> _Job_: Reproduce the complete listing without any deviation.

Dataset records
· · · · · · ·
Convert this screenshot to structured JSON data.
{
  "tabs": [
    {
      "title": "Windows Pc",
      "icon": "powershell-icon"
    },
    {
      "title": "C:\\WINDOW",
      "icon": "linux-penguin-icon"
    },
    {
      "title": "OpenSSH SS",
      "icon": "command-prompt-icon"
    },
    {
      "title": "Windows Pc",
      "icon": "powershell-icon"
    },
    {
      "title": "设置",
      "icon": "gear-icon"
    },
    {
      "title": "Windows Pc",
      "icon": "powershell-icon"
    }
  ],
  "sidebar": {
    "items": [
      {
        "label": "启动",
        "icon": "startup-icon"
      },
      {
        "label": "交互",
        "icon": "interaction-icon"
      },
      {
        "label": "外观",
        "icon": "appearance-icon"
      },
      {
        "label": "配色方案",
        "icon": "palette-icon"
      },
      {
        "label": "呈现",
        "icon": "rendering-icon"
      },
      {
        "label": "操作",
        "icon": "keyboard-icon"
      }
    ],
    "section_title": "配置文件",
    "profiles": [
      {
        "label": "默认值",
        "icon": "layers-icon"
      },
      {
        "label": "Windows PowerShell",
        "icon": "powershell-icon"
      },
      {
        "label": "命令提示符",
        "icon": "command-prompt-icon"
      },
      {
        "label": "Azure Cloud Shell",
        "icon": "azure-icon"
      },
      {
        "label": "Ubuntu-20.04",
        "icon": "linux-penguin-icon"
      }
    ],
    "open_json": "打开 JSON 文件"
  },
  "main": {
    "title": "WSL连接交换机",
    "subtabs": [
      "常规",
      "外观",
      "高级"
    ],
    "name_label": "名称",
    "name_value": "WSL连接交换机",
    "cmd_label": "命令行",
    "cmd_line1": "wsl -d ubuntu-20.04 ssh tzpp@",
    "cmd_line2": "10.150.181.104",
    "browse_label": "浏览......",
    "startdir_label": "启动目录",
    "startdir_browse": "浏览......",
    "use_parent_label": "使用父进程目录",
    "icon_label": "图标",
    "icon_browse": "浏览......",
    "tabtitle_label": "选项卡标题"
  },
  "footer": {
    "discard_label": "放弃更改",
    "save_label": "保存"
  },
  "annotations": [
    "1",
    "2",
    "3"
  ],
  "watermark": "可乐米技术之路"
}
· · · · · · ·
> _Written solution_:
Convert this screenshot to structured JSON data.
{
  "tabs": [
    {
      "title": "Windows Pc",
      "icon": "powershell-icon"
    },
    {
      "title": "C:\\WINDOW",
      "icon": "linux-penguin-icon"
    },
    {
      "title": "OpenSSH SS",
      "icon": "command-prompt-icon"
    },
    {
      "title": "Windows Pc",
      "icon": "powershell-icon"
    },
    {
      "title": "设置",
      "icon": "gear-icon"
    },
    {
      "title": "Windows Pc",
      "icon": "powershell-icon"
    }
  ],
  "sidebar": {
    "items": [
      {
        "label": "启动",
        "icon": "startup-icon"
      },
      {
        "label": "交互",
        "icon": "interaction-icon"
      },
      {
        "label": "外观",
        "icon": "appearance-icon"
      },
      {
        "label": "配色方案",
        "icon": "palette-icon"
      },
      {
        "label": "呈现",
        "icon": "rendering-icon"
      },
      {
        "label": "操作",
        "icon": "keyboard-icon"
      }
    ],
    "section_title": "配置文件",
    "profiles": [
      {
        "label": "默认值",
        "icon": "layers-icon"
      },
      {
        "label": "Windows PowerShell",
        "icon": "powershell-icon"
      },
      {
        "label": "命令提示符",
        "icon": "command-prompt-icon"
      },
      {
        "label": "Azure Cloud Shell",
        "icon": "azure-icon"
      },
      {
        "label": "Ubuntu-20.04",
        "icon": "linux-penguin-icon"
      }
    ],
    "open_json": "打开 JSON 文件"
  },
  "main": {
    "title": "WSL连接交换机",
    "subtabs": [
      "常规",
      "外观",
      "高级"
    ],
    "name_label": "名称",
    "name_value": "WSL连接交换机",
    "cmd_label": "命令行",
    "cmd_line1": "wsl -d ubuntu-20.04 ssh tzpp@",
    "cmd_line2": "10.150.181.104",
    "browse_label": "浏览......",
    "startdir_label": "启动目录",
    "startdir_browse": "浏览......",
    "use_parent_label": "使用父进程目录",
    "icon_label": "图标",
    "icon_browse": "浏览......",
    "tabtitle_label": "选项卡标题"
  },
  "footer": {
    "discard_label": "放弃更改",
    "save_label": "保存"
  },
  "annotations": [
    "1",
    "2",
    "3"
  ],
  "watermark": "可乐米技术之路"
}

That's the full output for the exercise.